_課題 A_: この対談のうち、「上:そもそも新しいことをやっ」から「工藤:被災地は、とにかく早く動かさなきゃいけないわけでしょ。」までを、両端を含めてそのまま書き写すこと。
_課題 B_: この対談で発言している人物の名を、本文での表記のまま、登場順にすべて挙げること。
_課題 C_:
この対談について、次の問いに答えること。
(i) 梅村がかけあった相手は誰か。
(ii) 東北地方全体で作るべきだと言われた仕組みは何の仕組みか。
(iii) 民間のバス会社が運ぶ患者はどのような患者か。

_提示本文_:
:::

工藤:厚生労働省を押し切ったわけですね。
梅村:非常時だから、あまりやっていると取り返しが付かないことになるということで、私が、政務三役のある方にかけあいました。
工藤:非常時の官の役割には問題がありますね。
梅村:その時に、勝手にそこだけやるのはおかしいと言われました。東北地方全体で患者搬送の仕組みを作って、その仕組みができたときに、それに乗せるのが常道だと言われました。今でもそんな仕組みできていませんよね。
上:そもそも新しいことをやって、それをみんなが知ると仕組みができるのが社会であって、誰かが机上の空論でつくるものではないですよね。さらに面白いのは、様々な人がおられて、民間のバス会社が透析患者を運ぶときに一部の関係者は責任を誰が取るのか、と言うわけです。
工藤:何かあった場合の責任ということですか。
上:そんなのはバス会社と患者さんが取るしか無いので、そういう議論が被災地から離れたところではなされるのですよ。
工藤:被災地は、とにかく早く動かさなきゃいけないわけでしょ。
上:それはもう被災地は一刻も早く動かしてくれということです。
非常時に解除が遅れた様々な規制
工藤:上さん、その他にも規制の問題でかなり苦労されたっていう話がありましたよね。

:::

_提示データ_:
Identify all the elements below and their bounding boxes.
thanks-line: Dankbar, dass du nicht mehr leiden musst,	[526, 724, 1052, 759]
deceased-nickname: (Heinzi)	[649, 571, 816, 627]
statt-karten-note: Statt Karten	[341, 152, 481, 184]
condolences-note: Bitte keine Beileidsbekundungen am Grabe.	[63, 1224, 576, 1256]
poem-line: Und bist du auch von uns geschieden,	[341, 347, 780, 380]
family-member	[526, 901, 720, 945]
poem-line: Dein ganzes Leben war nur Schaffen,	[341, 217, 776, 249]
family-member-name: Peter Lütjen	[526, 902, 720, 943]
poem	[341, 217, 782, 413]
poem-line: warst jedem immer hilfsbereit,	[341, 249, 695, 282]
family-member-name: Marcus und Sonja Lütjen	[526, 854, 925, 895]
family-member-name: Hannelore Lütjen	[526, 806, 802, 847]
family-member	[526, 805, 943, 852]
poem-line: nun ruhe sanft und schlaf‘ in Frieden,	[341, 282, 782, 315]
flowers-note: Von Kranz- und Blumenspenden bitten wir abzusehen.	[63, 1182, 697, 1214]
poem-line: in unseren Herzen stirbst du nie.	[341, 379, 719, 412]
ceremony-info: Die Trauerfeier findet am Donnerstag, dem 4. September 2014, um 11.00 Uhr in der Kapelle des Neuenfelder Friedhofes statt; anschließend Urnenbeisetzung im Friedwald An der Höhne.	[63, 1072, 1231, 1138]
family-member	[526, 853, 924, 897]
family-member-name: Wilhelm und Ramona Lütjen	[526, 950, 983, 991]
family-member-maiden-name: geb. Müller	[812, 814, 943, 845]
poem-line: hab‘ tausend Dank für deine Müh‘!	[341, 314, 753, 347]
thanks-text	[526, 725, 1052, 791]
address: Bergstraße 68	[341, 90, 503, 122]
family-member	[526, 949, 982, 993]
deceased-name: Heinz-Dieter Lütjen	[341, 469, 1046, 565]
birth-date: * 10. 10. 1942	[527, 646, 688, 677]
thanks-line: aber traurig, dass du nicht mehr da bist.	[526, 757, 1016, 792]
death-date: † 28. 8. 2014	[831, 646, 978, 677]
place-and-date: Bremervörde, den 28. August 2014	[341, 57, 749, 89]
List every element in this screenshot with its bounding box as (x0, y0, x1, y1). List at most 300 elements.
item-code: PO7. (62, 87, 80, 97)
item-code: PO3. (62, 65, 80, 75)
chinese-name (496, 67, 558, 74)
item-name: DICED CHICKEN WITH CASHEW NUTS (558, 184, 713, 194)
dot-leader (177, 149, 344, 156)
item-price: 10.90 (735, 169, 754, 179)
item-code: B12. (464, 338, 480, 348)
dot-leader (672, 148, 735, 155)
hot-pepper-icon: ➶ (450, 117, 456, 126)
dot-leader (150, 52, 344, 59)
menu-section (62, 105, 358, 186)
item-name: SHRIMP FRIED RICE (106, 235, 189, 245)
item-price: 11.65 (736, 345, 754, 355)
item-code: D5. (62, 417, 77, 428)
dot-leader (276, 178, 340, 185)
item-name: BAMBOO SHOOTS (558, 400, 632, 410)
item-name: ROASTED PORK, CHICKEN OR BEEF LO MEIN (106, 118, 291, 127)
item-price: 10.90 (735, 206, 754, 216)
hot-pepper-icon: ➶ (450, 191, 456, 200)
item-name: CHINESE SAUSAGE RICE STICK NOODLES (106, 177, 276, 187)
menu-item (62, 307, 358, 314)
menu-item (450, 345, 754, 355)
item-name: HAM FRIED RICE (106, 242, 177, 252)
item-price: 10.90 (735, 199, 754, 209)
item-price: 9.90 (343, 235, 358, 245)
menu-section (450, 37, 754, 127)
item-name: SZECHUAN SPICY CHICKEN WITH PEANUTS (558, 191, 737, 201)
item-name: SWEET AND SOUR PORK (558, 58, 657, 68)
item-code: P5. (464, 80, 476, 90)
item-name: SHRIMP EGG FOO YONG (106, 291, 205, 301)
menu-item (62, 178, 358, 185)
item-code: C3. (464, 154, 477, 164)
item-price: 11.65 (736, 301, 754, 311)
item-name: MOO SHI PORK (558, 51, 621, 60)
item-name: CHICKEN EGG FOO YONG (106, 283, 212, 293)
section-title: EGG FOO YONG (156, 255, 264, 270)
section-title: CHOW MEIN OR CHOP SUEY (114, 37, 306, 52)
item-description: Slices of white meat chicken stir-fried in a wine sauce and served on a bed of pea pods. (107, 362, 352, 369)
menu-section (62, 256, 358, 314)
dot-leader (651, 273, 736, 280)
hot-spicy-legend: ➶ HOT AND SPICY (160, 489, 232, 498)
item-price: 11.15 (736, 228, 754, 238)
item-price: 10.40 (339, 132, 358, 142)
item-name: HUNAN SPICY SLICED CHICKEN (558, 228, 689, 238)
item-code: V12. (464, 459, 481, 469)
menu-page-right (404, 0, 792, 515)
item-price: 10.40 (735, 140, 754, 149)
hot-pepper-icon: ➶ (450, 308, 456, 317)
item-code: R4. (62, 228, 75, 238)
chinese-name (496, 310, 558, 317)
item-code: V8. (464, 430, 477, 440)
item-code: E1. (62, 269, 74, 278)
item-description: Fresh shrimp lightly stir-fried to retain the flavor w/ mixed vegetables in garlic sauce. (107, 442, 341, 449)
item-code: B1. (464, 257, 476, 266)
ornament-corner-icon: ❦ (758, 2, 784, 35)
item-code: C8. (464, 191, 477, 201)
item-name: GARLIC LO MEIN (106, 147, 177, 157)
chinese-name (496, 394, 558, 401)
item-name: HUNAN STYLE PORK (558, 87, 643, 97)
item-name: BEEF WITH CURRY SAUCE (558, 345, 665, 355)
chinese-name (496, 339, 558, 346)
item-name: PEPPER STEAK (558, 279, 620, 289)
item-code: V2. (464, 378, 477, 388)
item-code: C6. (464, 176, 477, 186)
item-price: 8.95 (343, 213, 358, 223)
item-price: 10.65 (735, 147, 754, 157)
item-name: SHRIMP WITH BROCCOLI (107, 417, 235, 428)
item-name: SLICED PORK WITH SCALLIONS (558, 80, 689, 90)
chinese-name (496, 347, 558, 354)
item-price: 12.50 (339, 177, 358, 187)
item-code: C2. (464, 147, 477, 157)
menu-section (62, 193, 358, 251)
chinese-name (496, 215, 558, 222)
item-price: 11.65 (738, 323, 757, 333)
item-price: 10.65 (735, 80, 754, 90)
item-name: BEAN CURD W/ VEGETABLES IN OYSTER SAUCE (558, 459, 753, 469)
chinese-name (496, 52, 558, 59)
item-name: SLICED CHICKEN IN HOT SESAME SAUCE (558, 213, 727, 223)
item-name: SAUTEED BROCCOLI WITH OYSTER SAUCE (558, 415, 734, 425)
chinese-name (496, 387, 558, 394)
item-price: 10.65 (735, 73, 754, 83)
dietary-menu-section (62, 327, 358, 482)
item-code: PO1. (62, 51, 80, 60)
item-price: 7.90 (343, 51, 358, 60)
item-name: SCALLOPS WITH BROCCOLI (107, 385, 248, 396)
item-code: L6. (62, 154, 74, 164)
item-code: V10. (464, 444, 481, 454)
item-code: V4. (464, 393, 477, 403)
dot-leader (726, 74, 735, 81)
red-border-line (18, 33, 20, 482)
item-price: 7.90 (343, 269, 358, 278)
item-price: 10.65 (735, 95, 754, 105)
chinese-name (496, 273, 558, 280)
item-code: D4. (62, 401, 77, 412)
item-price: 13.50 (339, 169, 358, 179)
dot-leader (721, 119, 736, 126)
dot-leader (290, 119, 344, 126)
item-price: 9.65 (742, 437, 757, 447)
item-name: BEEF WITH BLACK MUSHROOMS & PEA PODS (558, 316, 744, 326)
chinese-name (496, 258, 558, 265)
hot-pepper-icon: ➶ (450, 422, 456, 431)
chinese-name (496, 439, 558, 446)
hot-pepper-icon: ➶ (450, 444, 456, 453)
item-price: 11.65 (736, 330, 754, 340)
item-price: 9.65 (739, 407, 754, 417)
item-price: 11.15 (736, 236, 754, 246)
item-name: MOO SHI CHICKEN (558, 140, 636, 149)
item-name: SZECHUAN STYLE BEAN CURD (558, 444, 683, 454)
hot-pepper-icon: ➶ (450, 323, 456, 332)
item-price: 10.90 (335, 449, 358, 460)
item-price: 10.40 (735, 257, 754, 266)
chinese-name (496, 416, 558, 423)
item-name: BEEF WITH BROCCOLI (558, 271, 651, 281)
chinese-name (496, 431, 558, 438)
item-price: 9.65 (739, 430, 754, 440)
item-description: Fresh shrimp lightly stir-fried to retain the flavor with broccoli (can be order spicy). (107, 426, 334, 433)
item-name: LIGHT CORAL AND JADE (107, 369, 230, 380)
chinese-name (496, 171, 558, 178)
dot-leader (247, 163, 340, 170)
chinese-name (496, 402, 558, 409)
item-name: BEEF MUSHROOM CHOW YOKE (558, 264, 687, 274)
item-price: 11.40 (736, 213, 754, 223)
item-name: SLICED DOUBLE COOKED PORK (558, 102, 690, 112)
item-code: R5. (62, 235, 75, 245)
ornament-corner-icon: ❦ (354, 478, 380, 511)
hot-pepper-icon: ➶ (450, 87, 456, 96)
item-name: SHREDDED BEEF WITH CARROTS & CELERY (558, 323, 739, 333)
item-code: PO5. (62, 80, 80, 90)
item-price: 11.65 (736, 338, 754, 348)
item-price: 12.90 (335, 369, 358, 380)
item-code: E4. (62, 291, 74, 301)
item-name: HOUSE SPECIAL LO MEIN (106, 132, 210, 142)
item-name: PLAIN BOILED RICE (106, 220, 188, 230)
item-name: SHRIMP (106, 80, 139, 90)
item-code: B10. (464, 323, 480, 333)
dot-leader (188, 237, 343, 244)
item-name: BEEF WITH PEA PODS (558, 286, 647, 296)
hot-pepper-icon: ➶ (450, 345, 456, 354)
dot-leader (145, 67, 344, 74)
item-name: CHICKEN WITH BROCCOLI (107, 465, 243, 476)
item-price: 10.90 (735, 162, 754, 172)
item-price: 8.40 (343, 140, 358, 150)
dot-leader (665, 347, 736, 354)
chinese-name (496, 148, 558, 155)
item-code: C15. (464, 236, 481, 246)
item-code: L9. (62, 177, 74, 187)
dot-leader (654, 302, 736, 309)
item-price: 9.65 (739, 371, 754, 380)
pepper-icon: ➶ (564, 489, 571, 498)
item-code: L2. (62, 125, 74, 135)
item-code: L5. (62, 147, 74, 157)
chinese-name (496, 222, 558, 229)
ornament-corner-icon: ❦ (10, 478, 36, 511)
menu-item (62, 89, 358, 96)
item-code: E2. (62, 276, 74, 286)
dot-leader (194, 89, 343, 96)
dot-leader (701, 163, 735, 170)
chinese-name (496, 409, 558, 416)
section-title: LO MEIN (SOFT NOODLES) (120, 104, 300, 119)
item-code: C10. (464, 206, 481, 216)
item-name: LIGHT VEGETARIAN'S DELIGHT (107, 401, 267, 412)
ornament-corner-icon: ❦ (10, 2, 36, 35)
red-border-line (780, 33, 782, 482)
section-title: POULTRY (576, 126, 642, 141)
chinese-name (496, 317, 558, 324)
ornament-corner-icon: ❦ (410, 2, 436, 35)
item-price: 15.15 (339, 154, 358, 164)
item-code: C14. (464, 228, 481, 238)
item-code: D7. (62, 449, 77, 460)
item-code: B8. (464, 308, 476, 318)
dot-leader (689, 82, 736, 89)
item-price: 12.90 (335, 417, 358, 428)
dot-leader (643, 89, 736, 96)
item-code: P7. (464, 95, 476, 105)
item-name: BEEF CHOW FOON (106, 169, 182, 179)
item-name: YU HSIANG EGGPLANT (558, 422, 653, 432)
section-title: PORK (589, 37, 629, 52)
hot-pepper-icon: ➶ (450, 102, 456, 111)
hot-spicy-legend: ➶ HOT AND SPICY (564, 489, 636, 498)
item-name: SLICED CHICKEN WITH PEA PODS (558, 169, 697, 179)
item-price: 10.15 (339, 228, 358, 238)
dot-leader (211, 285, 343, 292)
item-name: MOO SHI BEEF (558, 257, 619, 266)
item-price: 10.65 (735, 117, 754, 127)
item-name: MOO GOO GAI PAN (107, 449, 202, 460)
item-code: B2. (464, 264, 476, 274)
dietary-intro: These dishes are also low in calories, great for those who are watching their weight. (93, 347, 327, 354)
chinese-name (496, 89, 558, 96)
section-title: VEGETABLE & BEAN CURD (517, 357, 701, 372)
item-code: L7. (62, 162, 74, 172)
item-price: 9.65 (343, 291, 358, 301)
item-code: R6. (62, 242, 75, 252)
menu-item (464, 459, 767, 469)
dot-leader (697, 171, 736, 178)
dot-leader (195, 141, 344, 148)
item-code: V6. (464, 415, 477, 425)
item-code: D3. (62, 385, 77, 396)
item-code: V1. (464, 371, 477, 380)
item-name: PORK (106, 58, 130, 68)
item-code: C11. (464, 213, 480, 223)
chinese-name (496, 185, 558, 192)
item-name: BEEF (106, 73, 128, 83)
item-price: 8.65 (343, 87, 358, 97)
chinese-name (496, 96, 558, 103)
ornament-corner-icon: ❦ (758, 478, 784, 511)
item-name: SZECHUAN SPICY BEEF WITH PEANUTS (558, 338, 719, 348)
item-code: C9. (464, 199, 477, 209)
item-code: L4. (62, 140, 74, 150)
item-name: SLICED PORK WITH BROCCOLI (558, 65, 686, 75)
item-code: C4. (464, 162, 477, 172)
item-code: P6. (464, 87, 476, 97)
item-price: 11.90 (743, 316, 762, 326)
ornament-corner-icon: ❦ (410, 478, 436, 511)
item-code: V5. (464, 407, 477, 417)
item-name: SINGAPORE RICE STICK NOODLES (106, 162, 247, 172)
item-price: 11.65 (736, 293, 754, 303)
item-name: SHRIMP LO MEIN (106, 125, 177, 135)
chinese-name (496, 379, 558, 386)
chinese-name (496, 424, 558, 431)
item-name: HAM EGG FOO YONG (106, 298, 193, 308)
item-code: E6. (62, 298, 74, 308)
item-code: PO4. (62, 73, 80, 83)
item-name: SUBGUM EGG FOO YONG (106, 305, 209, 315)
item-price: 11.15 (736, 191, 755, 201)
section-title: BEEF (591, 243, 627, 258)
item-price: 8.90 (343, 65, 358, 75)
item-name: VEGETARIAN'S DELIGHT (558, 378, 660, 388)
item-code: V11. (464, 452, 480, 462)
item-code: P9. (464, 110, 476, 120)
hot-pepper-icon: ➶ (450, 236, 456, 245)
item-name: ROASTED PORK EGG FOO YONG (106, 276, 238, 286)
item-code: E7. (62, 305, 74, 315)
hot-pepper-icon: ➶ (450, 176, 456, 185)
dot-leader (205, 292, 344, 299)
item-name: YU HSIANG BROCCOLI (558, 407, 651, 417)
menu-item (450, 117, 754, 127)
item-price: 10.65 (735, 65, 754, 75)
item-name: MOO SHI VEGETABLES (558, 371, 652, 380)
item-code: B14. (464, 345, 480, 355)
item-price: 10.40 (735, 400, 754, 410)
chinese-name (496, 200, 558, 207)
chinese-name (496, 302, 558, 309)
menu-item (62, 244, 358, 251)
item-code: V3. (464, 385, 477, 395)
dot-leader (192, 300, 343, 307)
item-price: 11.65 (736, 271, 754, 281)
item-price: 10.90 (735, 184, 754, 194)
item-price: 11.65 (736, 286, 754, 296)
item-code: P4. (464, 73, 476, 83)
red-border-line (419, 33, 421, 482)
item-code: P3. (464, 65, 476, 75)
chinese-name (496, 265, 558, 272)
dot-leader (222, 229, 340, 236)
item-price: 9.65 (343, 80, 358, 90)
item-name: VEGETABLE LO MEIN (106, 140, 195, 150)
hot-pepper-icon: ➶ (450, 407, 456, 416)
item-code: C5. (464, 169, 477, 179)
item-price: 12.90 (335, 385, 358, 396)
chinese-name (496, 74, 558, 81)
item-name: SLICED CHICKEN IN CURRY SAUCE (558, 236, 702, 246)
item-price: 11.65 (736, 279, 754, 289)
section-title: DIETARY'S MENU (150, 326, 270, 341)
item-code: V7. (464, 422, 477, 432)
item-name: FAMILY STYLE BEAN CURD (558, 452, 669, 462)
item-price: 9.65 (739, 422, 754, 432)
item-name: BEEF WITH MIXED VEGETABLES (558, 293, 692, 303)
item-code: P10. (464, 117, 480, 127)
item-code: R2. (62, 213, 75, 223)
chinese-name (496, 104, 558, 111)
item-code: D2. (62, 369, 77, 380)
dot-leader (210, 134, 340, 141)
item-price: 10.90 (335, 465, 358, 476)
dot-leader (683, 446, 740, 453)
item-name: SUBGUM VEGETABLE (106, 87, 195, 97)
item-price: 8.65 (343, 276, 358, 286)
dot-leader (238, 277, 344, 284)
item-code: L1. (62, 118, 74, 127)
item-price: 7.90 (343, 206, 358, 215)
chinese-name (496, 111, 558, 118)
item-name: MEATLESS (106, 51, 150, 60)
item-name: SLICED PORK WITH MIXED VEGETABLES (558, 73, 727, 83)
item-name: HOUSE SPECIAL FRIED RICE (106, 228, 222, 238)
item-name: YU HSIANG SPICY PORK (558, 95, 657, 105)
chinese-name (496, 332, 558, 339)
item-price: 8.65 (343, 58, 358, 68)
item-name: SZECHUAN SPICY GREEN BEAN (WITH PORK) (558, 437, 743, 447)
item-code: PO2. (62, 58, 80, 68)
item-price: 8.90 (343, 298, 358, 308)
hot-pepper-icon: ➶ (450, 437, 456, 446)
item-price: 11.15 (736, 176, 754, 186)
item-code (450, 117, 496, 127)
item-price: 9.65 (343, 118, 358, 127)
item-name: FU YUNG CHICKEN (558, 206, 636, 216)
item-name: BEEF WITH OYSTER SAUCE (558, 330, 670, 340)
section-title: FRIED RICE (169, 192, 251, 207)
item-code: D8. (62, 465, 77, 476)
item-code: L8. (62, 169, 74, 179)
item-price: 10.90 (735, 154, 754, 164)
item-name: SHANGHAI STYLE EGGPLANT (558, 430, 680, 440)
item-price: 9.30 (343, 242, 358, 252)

:::

_解答 A_:
上:そもそも新しいことをやって、それをみんなが知ると仕組みができるのが社会であって、誰かが机上の空論でつくるものではないですよね。さらに面白いのは、様々な人がおられて、民間のバス会社が透析患者を運ぶときに一部の関係者は責任を誰が取るのか、と言うわけです。
工藤:何かあった場合の責任ということですか。
上:そんなのはバス会社と患者さんが取るしか無いので、そういう議論が被災地から離れたところではなされるのですよ。
工藤:被災地は、とにかく早く動かさなきゃいけないわけでしょ。

_解答 B_:
工藤
梅村
上

_解答 C_:
(i) 政務三役のある方
(ii) 患者搬送の仕組み
(iii) 透析患者